> PROBLEM TO WORK ON
Repeat the records word for word, excluding any picture.

> MATERIAL PROVIDED
• • • • • • •

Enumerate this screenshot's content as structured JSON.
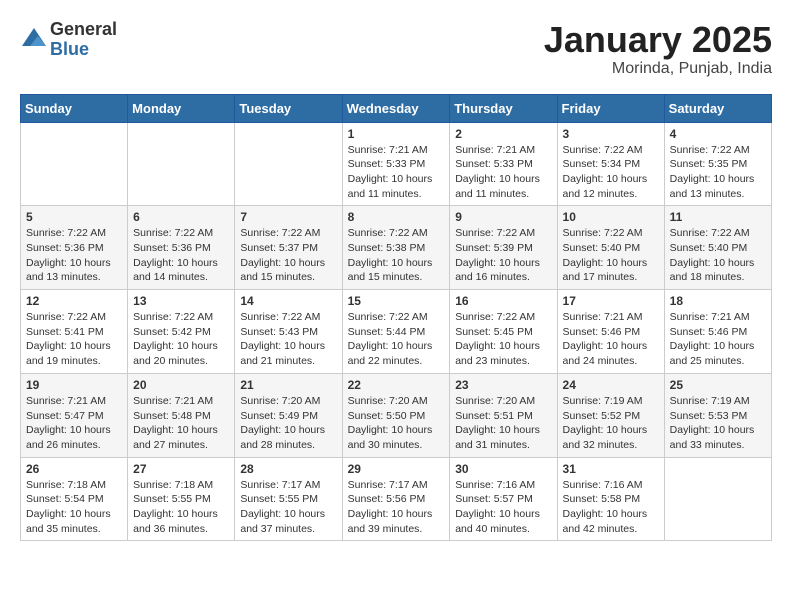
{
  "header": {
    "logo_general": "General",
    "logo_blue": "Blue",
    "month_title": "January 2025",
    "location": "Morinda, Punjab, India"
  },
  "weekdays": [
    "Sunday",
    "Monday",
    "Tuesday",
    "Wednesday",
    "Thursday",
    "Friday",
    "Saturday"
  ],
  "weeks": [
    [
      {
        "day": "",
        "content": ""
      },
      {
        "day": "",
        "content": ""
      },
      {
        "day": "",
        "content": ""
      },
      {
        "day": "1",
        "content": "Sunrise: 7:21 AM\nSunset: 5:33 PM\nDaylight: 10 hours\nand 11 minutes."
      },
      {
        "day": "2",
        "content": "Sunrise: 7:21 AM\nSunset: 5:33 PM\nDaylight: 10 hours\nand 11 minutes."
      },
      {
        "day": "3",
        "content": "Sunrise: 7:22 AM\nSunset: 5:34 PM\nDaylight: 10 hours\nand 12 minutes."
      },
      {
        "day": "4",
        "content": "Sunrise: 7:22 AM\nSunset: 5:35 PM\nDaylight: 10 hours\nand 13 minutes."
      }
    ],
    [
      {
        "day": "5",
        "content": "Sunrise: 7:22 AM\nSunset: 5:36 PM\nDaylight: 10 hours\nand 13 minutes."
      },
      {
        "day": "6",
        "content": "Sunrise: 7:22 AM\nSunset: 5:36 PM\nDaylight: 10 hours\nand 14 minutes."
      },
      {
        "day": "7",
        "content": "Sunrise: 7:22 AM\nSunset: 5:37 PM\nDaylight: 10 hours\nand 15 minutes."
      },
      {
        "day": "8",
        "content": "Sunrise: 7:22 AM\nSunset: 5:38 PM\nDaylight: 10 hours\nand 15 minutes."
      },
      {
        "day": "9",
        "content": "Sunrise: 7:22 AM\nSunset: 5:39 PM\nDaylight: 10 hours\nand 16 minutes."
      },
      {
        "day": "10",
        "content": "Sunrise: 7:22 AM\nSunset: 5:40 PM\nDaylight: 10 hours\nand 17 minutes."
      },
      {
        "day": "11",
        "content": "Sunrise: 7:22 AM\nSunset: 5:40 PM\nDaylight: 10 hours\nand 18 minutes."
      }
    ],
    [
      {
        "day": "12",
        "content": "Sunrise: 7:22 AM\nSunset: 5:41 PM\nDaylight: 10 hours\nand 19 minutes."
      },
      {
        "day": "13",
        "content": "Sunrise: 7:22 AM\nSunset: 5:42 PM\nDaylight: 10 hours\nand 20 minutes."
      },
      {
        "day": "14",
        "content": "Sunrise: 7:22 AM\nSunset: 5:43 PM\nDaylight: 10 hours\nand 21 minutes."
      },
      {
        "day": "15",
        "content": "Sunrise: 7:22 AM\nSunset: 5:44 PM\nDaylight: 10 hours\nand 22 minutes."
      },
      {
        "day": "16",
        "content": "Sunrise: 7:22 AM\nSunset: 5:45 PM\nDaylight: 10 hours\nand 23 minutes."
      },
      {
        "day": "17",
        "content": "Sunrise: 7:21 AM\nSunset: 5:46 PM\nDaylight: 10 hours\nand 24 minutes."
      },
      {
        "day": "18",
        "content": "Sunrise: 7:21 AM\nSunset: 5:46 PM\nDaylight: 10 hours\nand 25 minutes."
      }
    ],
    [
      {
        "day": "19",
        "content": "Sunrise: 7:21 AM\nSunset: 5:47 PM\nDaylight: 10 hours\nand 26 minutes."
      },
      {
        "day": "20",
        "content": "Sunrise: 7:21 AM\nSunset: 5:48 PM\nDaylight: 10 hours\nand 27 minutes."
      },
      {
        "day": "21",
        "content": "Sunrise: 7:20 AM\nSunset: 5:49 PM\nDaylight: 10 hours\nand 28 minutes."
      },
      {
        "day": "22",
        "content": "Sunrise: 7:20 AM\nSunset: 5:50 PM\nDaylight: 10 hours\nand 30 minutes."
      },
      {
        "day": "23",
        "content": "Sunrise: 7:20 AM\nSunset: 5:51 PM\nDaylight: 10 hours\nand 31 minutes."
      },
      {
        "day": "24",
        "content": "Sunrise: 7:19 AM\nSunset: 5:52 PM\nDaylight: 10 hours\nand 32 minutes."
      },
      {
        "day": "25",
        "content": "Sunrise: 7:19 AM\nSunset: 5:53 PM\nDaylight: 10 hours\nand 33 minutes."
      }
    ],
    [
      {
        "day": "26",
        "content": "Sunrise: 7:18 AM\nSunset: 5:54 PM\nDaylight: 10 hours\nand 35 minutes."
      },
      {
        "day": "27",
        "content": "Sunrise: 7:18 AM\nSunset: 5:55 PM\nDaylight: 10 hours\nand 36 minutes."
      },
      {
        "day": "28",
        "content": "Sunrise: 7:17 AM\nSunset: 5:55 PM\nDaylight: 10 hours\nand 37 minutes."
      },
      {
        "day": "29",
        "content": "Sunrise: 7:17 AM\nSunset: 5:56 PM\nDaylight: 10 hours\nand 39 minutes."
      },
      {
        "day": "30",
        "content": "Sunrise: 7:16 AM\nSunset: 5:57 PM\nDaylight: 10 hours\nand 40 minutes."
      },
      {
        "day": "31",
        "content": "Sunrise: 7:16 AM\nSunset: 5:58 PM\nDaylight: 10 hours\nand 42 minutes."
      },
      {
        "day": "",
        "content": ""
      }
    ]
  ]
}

• • • • • • •

> SOLUTION TO THIS PROBLEM
Enumerate this screenshot's content as structured JSON.
{
  "header": {
    "logo_general": "General",
    "logo_blue": "Blue",
    "month_title": "January 2025",
    "location": "Morinda, Punjab, India"
  },
  "weekdays": [
    "Sunday",
    "Monday",
    "Tuesday",
    "Wednesday",
    "Thursday",
    "Friday",
    "Saturday"
  ],
  "weeks": [
    [
      {
        "day": "",
        "content": ""
      },
      {
        "day": "",
        "content": ""
      },
      {
        "day": "",
        "content": ""
      },
      {
        "day": "1",
        "content": "Sunrise: 7:21 AM\nSunset: 5:33 PM\nDaylight: 10 hours\nand 11 minutes."
      },
      {
        "day": "2",
        "content": "Sunrise: 7:21 AM\nSunset: 5:33 PM\nDaylight: 10 hours\nand 11 minutes."
      },
      {
        "day": "3",
        "content": "Sunrise: 7:22 AM\nSunset: 5:34 PM\nDaylight: 10 hours\nand 12 minutes."
      },
      {
        "day": "4",
        "content": "Sunrise: 7:22 AM\nSunset: 5:35 PM\nDaylight: 10 hours\nand 13 minutes."
      }
    ],
    [
      {
        "day": "5",
        "content": "Sunrise: 7:22 AM\nSunset: 5:36 PM\nDaylight: 10 hours\nand 13 minutes."
      },
      {
        "day": "6",
        "content": "Sunrise: 7:22 AM\nSunset: 5:36 PM\nDaylight: 10 hours\nand 14 minutes."
      },
      {
        "day": "7",
        "content": "Sunrise: 7:22 AM\nSunset: 5:37 PM\nDaylight: 10 hours\nand 15 minutes."
      },
      {
        "day": "8",
        "content": "Sunrise: 7:22 AM\nSunset: 5:38 PM\nDaylight: 10 hours\nand 15 minutes."
      },
      {
        "day": "9",
        "content": "Sunrise: 7:22 AM\nSunset: 5:39 PM\nDaylight: 10 hours\nand 16 minutes."
      },
      {
        "day": "10",
        "content": "Sunrise: 7:22 AM\nSunset: 5:40 PM\nDaylight: 10 hours\nand 17 minutes."
      },
      {
        "day": "11",
        "content": "Sunrise: 7:22 AM\nSunset: 5:40 PM\nDaylight: 10 hours\nand 18 minutes."
      }
    ],
    [
      {
        "day": "12",
        "content": "Sunrise: 7:22 AM\nSunset: 5:41 PM\nDaylight: 10 hours\nand 19 minutes."
      },
      {
        "day": "13",
        "content": "Sunrise: 7:22 AM\nSunset: 5:42 PM\nDaylight: 10 hours\nand 20 minutes."
      },
      {
        "day": "14",
        "content": "Sunrise: 7:22 AM\nSunset: 5:43 PM\nDaylight: 10 hours\nand 21 minutes."
      },
      {
        "day": "15",
        "content": "Sunrise: 7:22 AM\nSunset: 5:44 PM\nDaylight: 10 hours\nand 22 minutes."
      },
      {
        "day": "16",
        "content": "Sunrise: 7:22 AM\nSunset: 5:45 PM\nDaylight: 10 hours\nand 23 minutes."
      },
      {
        "day": "17",
        "content": "Sunrise: 7:21 AM\nSunset: 5:46 PM\nDaylight: 10 hours\nand 24 minutes."
      },
      {
        "day": "18",
        "content": "Sunrise: 7:21 AM\nSunset: 5:46 PM\nDaylight: 10 hours\nand 25 minutes."
      }
    ],
    [
      {
        "day": "19",
        "content": "Sunrise: 7:21 AM\nSunset: 5:47 PM\nDaylight: 10 hours\nand 26 minutes."
      },
      {
        "day": "20",
        "content": "Sunrise: 7:21 AM\nSunset: 5:48 PM\nDaylight: 10 hours\nand 27 minutes."
      },
      {
        "day": "21",
        "content": "Sunrise: 7:20 AM\nSunset: 5:49 PM\nDaylight: 10 hours\nand 28 minutes."
      },
      {
        "day": "22",
        "content": "Sunrise: 7:20 AM\nSunset: 5:50 PM\nDaylight: 10 hours\nand 30 minutes."
      },
      {
        "day": "23",
        "content": "Sunrise: 7:20 AM\nSunset: 5:51 PM\nDaylight: 10 hours\nand 31 minutes."
      },
      {
        "day": "24",
        "content": "Sunrise: 7:19 AM\nSunset: 5:52 PM\nDaylight: 10 hours\nand 32 minutes."
      },
      {
        "day": "25",
        "content": "Sunrise: 7:19 AM\nSunset: 5:53 PM\nDaylight: 10 hours\nand 33 minutes."
      }
    ],
    [
      {
        "day": "26",
        "content": "Sunrise: 7:18 AM\nSunset: 5:54 PM\nDaylight: 10 hours\nand 35 minutes."
      },
      {
        "day": "27",
        "content": "Sunrise: 7:18 AM\nSunset: 5:55 PM\nDaylight: 10 hours\nand 36 minutes."
      },
      {
        "day": "28",
        "content": "Sunrise: 7:17 AM\nSunset: 5:55 PM\nDaylight: 10 hours\nand 37 minutes."
      },
      {
        "day": "29",
        "content": "Sunrise: 7:17 AM\nSunset: 5:56 PM\nDaylight: 10 hours\nand 39 minutes."
      },
      {
        "day": "30",
        "content": "Sunrise: 7:16 AM\nSunset: 5:57 PM\nDaylight: 10 hours\nand 40 minutes."
      },
      {
        "day": "31",
        "content": "Sunrise: 7:16 AM\nSunset: 5:58 PM\nDaylight: 10 hours\nand 42 minutes."
      },
      {
        "day": "",
        "content": ""
      }
    ]
  ]
}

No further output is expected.